▶ [DIRECTION]:
Skip any picture you find and retype all the remaining lines exactly.

BEGIN SUPPLIED MATERIAL

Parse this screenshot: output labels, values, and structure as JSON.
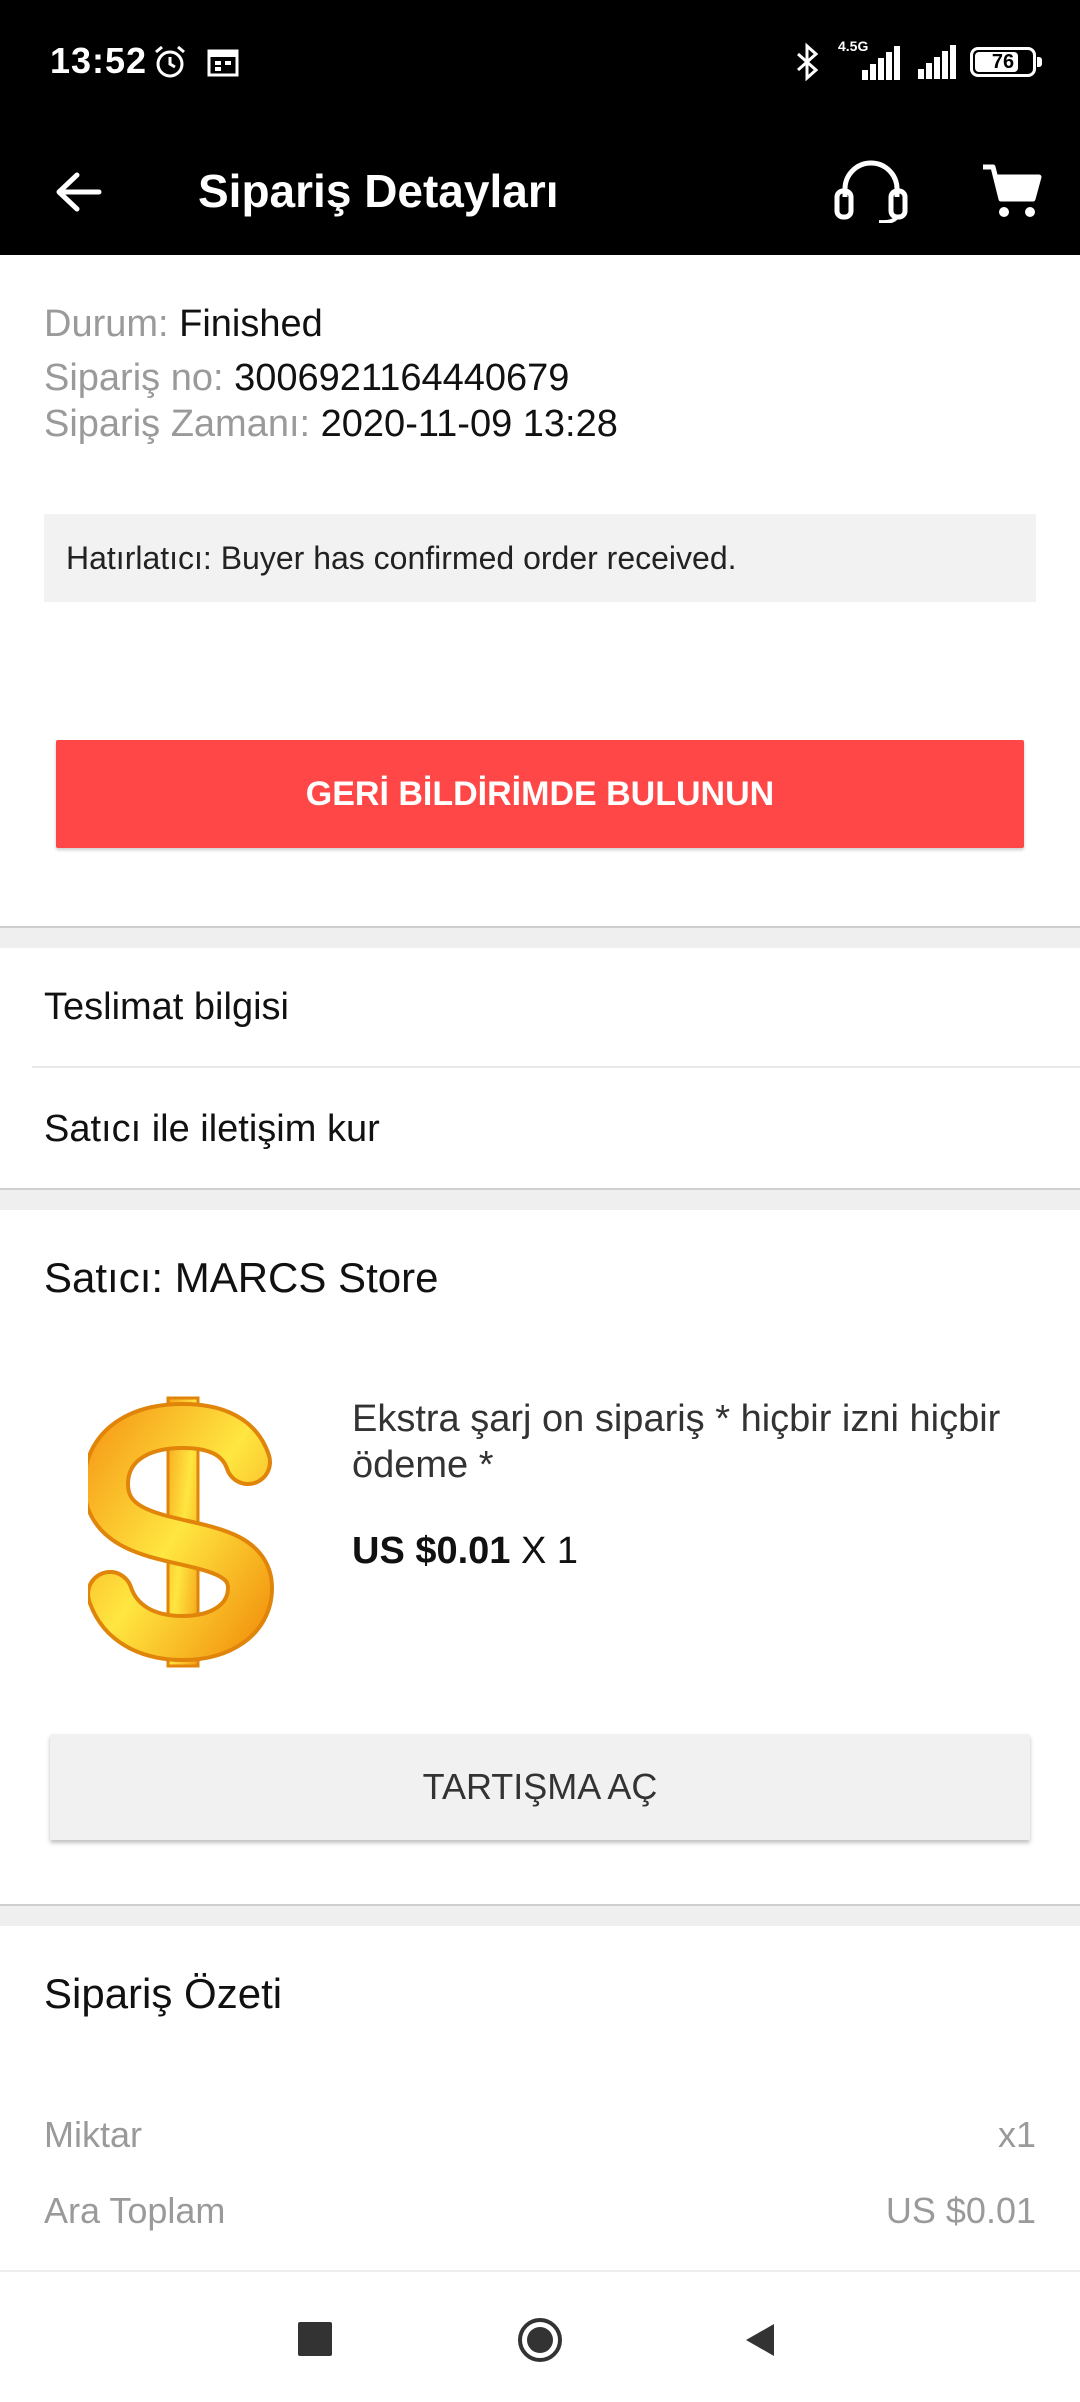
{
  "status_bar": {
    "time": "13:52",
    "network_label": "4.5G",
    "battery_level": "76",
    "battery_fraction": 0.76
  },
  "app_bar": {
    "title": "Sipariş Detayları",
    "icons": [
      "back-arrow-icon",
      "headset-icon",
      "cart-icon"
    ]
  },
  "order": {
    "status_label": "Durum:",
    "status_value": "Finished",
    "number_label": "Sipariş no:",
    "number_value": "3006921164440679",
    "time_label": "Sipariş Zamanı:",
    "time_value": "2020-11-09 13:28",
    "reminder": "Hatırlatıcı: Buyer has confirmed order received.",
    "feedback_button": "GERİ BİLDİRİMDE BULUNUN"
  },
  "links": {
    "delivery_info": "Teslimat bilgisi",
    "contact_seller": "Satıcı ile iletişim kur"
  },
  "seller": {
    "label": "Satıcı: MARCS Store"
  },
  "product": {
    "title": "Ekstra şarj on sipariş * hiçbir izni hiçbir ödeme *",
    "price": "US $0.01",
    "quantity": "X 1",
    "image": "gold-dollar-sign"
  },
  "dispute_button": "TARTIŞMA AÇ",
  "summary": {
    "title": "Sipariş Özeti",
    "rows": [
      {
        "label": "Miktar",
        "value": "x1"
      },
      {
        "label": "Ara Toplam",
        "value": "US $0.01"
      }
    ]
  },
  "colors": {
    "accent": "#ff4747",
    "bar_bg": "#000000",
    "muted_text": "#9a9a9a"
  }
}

END SUPPLIED MATERIAL

▶ [THE SOLUTION]:
Parse this screenshot: output labels, values, and structure as JSON.
{
  "status_bar": {
    "time": "13:52",
    "network_label": "4.5G",
    "battery_level": "76",
    "battery_fraction": 0.76
  },
  "app_bar": {
    "title": "Sipariş Detayları",
    "icons": [
      "back-arrow-icon",
      "headset-icon",
      "cart-icon"
    ]
  },
  "order": {
    "status_label": "Durum:",
    "status_value": "Finished",
    "number_label": "Sipariş no:",
    "number_value": "3006921164440679",
    "time_label": "Sipariş Zamanı:",
    "time_value": "2020-11-09 13:28",
    "reminder": "Hatırlatıcı: Buyer has confirmed order received.",
    "feedback_button": "GERİ BİLDİRİMDE BULUNUN"
  },
  "links": {
    "delivery_info": "Teslimat bilgisi",
    "contact_seller": "Satıcı ile iletişim kur"
  },
  "seller": {
    "label": "Satıcı: MARCS Store"
  },
  "product": {
    "title": "Ekstra şarj on sipariş * hiçbir izni hiçbir ödeme *",
    "price": "US $0.01",
    "quantity": "X 1",
    "image": "gold-dollar-sign"
  },
  "dispute_button": "TARTIŞMA AÇ",
  "summary": {
    "title": "Sipariş Özeti",
    "rows": [
      {
        "label": "Miktar",
        "value": "x1"
      },
      {
        "label": "Ara Toplam",
        "value": "US $0.01"
      }
    ]
  },
  "colors": {
    "accent": "#ff4747",
    "bar_bg": "#000000",
    "muted_text": "#9a9a9a"
  }
}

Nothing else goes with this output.